Tally the lines in the listing below that include "shivering". Answer with the count and nothing more.

[Data items]
• • • •

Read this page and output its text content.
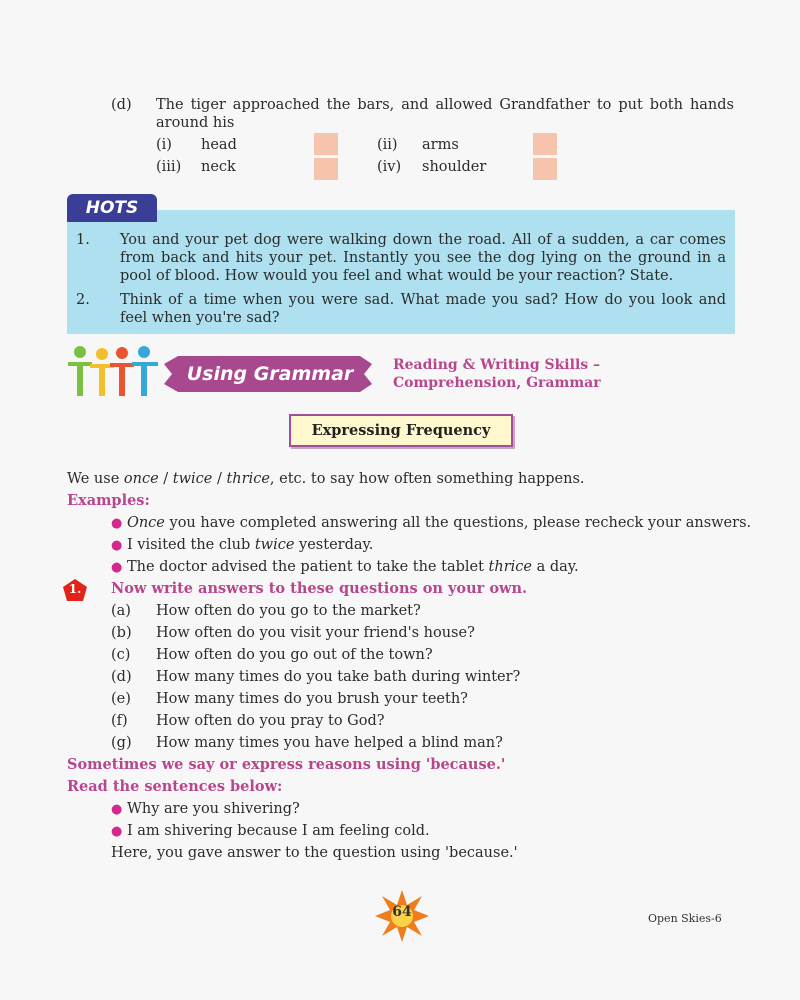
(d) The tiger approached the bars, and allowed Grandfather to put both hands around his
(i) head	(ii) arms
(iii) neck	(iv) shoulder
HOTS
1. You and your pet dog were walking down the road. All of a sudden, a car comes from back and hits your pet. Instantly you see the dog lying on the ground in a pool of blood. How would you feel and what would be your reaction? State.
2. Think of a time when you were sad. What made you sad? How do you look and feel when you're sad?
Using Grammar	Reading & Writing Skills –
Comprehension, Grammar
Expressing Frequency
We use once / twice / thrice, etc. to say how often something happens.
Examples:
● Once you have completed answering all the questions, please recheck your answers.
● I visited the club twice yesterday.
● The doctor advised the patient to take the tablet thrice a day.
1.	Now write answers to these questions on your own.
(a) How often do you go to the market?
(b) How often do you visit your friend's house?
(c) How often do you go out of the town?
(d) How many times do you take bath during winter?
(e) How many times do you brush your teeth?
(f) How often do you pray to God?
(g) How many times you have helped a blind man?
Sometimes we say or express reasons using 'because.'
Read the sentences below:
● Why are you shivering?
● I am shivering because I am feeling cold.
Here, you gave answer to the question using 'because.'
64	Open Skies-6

• • • •

--- The reply ---
2